--- START ---
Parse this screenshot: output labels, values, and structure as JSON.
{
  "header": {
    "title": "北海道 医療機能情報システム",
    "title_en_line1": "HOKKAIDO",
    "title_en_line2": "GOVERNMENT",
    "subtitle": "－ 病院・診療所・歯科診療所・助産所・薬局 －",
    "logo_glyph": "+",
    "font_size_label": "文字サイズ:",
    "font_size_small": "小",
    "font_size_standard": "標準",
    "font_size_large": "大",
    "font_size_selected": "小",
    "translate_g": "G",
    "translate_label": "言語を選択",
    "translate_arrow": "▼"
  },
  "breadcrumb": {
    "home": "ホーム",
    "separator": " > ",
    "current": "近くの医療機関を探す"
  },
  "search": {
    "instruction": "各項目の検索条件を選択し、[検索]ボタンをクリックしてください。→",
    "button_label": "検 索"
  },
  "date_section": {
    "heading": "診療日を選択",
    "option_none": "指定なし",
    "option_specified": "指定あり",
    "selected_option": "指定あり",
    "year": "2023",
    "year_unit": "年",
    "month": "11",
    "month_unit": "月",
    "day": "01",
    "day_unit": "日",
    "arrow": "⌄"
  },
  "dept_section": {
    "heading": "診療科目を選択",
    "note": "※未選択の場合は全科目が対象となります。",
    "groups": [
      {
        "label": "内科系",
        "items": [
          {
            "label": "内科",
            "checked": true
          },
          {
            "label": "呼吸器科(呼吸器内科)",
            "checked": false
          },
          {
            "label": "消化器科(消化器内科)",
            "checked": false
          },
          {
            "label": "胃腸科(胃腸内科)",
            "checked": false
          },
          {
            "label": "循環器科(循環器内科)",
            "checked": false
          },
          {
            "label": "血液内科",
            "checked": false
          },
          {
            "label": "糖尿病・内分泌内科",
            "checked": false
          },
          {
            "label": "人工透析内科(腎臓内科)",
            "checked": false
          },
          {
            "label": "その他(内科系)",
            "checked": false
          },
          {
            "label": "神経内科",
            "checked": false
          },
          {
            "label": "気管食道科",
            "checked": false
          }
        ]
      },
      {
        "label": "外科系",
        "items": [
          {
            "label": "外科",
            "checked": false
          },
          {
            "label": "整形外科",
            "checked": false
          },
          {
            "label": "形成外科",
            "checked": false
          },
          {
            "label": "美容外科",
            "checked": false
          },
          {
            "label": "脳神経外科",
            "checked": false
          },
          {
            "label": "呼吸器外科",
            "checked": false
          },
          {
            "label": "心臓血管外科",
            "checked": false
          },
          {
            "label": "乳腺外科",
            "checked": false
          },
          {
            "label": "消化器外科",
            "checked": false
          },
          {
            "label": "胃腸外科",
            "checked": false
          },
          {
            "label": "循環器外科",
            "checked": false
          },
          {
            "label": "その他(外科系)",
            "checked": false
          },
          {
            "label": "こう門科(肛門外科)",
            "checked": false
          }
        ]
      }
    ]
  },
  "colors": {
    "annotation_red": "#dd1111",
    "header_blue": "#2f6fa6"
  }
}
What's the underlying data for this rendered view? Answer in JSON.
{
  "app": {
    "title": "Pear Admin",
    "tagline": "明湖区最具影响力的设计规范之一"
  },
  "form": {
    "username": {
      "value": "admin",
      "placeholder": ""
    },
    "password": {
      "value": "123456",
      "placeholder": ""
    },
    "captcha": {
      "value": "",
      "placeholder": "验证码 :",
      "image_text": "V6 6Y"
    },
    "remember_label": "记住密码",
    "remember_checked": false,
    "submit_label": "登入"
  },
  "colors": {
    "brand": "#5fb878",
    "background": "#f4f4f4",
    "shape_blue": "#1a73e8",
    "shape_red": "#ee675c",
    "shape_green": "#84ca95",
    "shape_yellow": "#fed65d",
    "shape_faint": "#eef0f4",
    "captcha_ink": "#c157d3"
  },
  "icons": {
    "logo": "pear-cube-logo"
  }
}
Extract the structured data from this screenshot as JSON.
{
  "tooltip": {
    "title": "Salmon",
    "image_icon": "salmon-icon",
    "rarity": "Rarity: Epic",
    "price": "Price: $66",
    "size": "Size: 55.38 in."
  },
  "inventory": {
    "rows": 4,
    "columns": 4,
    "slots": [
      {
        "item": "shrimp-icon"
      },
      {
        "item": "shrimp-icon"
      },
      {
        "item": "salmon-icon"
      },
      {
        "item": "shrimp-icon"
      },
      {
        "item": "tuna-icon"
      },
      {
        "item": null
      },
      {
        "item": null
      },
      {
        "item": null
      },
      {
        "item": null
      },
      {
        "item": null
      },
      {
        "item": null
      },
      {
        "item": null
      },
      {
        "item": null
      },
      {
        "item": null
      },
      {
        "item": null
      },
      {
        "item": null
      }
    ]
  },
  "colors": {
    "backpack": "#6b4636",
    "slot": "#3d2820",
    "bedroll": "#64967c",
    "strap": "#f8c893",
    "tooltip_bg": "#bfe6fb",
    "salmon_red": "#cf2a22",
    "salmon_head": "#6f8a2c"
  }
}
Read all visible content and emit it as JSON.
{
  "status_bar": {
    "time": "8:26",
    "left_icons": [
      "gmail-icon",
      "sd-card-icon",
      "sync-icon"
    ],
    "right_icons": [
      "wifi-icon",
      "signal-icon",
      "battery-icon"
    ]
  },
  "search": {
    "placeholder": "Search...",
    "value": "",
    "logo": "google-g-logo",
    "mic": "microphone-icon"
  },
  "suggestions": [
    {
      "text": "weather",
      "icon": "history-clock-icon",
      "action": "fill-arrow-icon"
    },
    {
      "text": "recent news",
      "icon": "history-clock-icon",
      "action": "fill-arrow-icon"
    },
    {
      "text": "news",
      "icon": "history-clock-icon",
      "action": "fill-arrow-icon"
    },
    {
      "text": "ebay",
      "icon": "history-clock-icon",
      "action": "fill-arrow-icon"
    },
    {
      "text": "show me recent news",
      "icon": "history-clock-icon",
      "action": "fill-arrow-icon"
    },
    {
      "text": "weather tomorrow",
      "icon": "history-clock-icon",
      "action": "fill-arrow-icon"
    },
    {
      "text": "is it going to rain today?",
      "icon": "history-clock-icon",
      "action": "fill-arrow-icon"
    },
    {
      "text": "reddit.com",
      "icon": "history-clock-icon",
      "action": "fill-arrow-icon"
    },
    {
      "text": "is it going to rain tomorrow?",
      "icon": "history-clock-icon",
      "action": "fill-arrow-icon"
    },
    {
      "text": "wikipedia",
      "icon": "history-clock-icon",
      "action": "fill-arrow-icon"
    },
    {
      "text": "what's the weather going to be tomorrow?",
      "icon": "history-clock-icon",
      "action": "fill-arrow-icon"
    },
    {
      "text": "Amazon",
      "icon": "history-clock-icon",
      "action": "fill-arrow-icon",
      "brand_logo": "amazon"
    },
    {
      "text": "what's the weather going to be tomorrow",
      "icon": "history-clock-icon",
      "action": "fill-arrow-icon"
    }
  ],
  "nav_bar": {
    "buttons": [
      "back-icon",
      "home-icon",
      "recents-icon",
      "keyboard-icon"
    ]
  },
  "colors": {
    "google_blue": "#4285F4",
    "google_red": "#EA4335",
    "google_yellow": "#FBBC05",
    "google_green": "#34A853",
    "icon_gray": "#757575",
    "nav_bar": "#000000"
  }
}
--- END ---
Extract the full listing above without altering anything.

Parse this screenshot: output labels, values, and structure as JSON.
{
  "header": {
    "title": "北海道 医療機能情報システム",
    "title_en_line1": "HOKKAIDO",
    "title_en_line2": "GOVERNMENT",
    "subtitle": "－ 病院・診療所・歯科診療所・助産所・薬局 －",
    "logo_glyph": "+",
    "font_size_label": "文字サイズ:",
    "font_size_small": "小",
    "font_size_standard": "標準",
    "font_size_large": "大",
    "font_size_selected": "小",
    "translate_g": "G",
    "translate_label": "言語を選択",
    "translate_arrow": "▼"
  },
  "breadcrumb": {
    "home": "ホーム",
    "separator": " > ",
    "current": "近くの医療機関を探す"
  },
  "search": {
    "instruction": "各項目の検索条件を選択し、[検索]ボタンをクリックしてください。→",
    "button_label": "検 索"
  },
  "date_section": {
    "heading": "診療日を選択",
    "option_none": "指定なし",
    "option_specified": "指定あり",
    "selected_option": "指定あり",
    "year": "2023",
    "year_unit": "年",
    "month": "11",
    "month_unit": "月",
    "day": "01",
    "day_unit": "日",
    "arrow": "⌄"
  },
  "dept_section": {
    "heading": "診療科目を選択",
    "note": "※未選択の場合は全科目が対象となります。",
    "groups": [
      {
        "label": "内科系",
        "items": [
          {
            "label": "内科",
            "checked": true
          },
          {
            "label": "呼吸器科(呼吸器内科)",
            "checked": false
          },
          {
            "label": "消化器科(消化器内科)",
            "checked": false
          },
          {
            "label": "胃腸科(胃腸内科)",
            "checked": false
          },
          {
            "label": "循環器科(循環器内科)",
            "checked": false
          },
          {
            "label": "血液内科",
            "checked": false
          },
          {
            "label": "糖尿病・内分泌内科",
            "checked": false
          },
          {
            "label": "人工透析内科(腎臓内科)",
            "checked": false
          },
          {
            "label": "その他(内科系)",
            "checked": false
          },
          {
            "label": "神経内科",
            "checked": false
          },
          {
            "label": "気管食道科",
            "checked": false
          }
        ]
      },
      {
        "label": "外科系",
        "items": [
          {
            "label": "外科",
            "checked": false
          },
          {
            "label": "整形外科",
            "checked": false
          },
          {
            "label": "形成外科",
            "checked": false
          },
          {
            "label": "美容外科",
            "checked": false
          },
          {
            "label": "脳神経外科",
            "checked": false
          },
          {
            "label": "呼吸器外科",
            "checked": false
          },
          {
            "label": "心臓血管外科",
            "checked": false
          },
          {
            "label": "乳腺外科",
            "checked": false
          },
          {
            "label": "消化器外科",
            "checked": false
          },
          {
            "label": "胃腸外科",
            "checked": false
          },
          {
            "label": "循環器外科",
            "checked": false
          },
          {
            "label": "その他(外科系)",
            "checked": false
          },
          {
            "label": "こう門科(肛門外科)",
            "checked": false
          }
        ]
      }
    ]
  },
  "colors": {
    "annotation_red": "#dd1111",
    "header_blue": "#2f6fa6"
  }
}
What's the underlying data for this rendered view? Answer in JSON.
{
  "app": {
    "title": "Pear Admin",
    "tagline": "明湖区最具影响力的设计规范之一"
  },
  "form": {
    "username": {
      "value": "admin",
      "placeholder": ""
    },
    "password": {
      "value": "123456",
      "placeholder": ""
    },
    "captcha": {
      "value": "",
      "placeholder": "验证码 :",
      "image_text": "V6 6Y"
    },
    "remember_label": "记住密码",
    "remember_checked": false,
    "submit_label": "登入"
  },
  "colors": {
    "brand": "#5fb878",
    "background": "#f4f4f4",
    "shape_blue": "#1a73e8",
    "shape_red": "#ee675c",
    "shape_green": "#84ca95",
    "shape_yellow": "#fed65d",
    "shape_faint": "#eef0f4",
    "captcha_ink": "#c157d3"
  },
  "icons": {
    "logo": "pear-cube-logo"
  }
}
Extract the structured data from this screenshot as JSON.
{
  "tooltip": {
    "title": "Salmon",
    "image_icon": "salmon-icon",
    "rarity": "Rarity: Epic",
    "price": "Price: $66",
    "size": "Size: 55.38 in."
  },
  "inventory": {
    "rows": 4,
    "columns": 4,
    "slots": [
      {
        "item": "shrimp-icon"
      },
      {
        "item": "shrimp-icon"
      },
      {
        "item": "salmon-icon"
      },
      {
        "item": "shrimp-icon"
      },
      {
        "item": "tuna-icon"
      },
      {
        "item": null
      },
      {
        "item": null
      },
      {
        "item": null
      },
      {
        "item": null
      },
      {
        "item": null
      },
      {
        "item": null
      },
      {
        "item": null
      },
      {
        "item": null
      },
      {
        "item": null
      },
      {
        "item": null
      },
      {
        "item": null
      }
    ]
  },
  "colors": {
    "backpack": "#6b4636",
    "slot": "#3d2820",
    "bedroll": "#64967c",
    "strap": "#f8c893",
    "tooltip_bg": "#bfe6fb",
    "salmon_red": "#cf2a22",
    "salmon_head": "#6f8a2c"
  }
}
Read all visible content and emit it as JSON.
{
  "status_bar": {
    "time": "8:26",
    "left_icons": [
      "gmail-icon",
      "sd-card-icon",
      "sync-icon"
    ],
    "right_icons": [
      "wifi-icon",
      "signal-icon",
      "battery-icon"
    ]
  },
  "search": {
    "placeholder": "Search...",
    "value": "",
    "logo": "google-g-logo",
    "mic": "microphone-icon"
  },
  "suggestions": [
    {
      "text": "weather",
      "icon": "history-clock-icon",
      "action": "fill-arrow-icon"
    },
    {
      "text": "recent news",
      "icon": "history-clock-icon",
      "action": "fill-arrow-icon"
    },
    {
      "text": "news",
      "icon": "history-clock-icon",
      "action": "fill-arrow-icon"
    },
    {
      "text": "ebay",
      "icon": "history-clock-icon",
      "action": "fill-arrow-icon"
    },
    {
      "text": "show me recent news",
      "icon": "history-clock-icon",
      "action": "fill-arrow-icon"
    },
    {
      "text": "weather tomorrow",
      "icon": "history-clock-icon",
      "action": "fill-arrow-icon"
    },
    {
      "text": "is it going to rain today?",
      "icon": "history-clock-icon",
      "action": "fill-arrow-icon"
    },
    {
      "text": "reddit.com",
      "icon": "history-clock-icon",
      "action": "fill-arrow-icon"
    },
    {
      "text": "is it going to rain tomorrow?",
      "icon": "history-clock-icon",
      "action": "fill-arrow-icon"
    },
    {
      "text": "wikipedia",
      "icon": "history-clock-icon",
      "action": "fill-arrow-icon"
    },
    {
      "text": "what's the weather going to be tomorrow?",
      "icon": "history-clock-icon",
      "action": "fill-arrow-icon"
    },
    {
      "text": "Amazon",
      "icon": "history-clock-icon",
      "action": "fill-arrow-icon",
      "brand_logo": "amazon"
    },
    {
      "text": "what's the weather going to be tomorrow",
      "icon": "history-clock-icon",
      "action": "fill-arrow-icon"
    }
  ],
  "nav_bar": {
    "buttons": [
      "back-icon",
      "home-icon",
      "recents-icon",
      "keyboard-icon"
    ]
  },
  "colors": {
    "google_blue": "#4285F4",
    "google_red": "#EA4335",
    "google_yellow": "#FBBC05",
    "google_green": "#34A853",
    "icon_gray": "#757575",
    "nav_bar": "#000000"
  }
}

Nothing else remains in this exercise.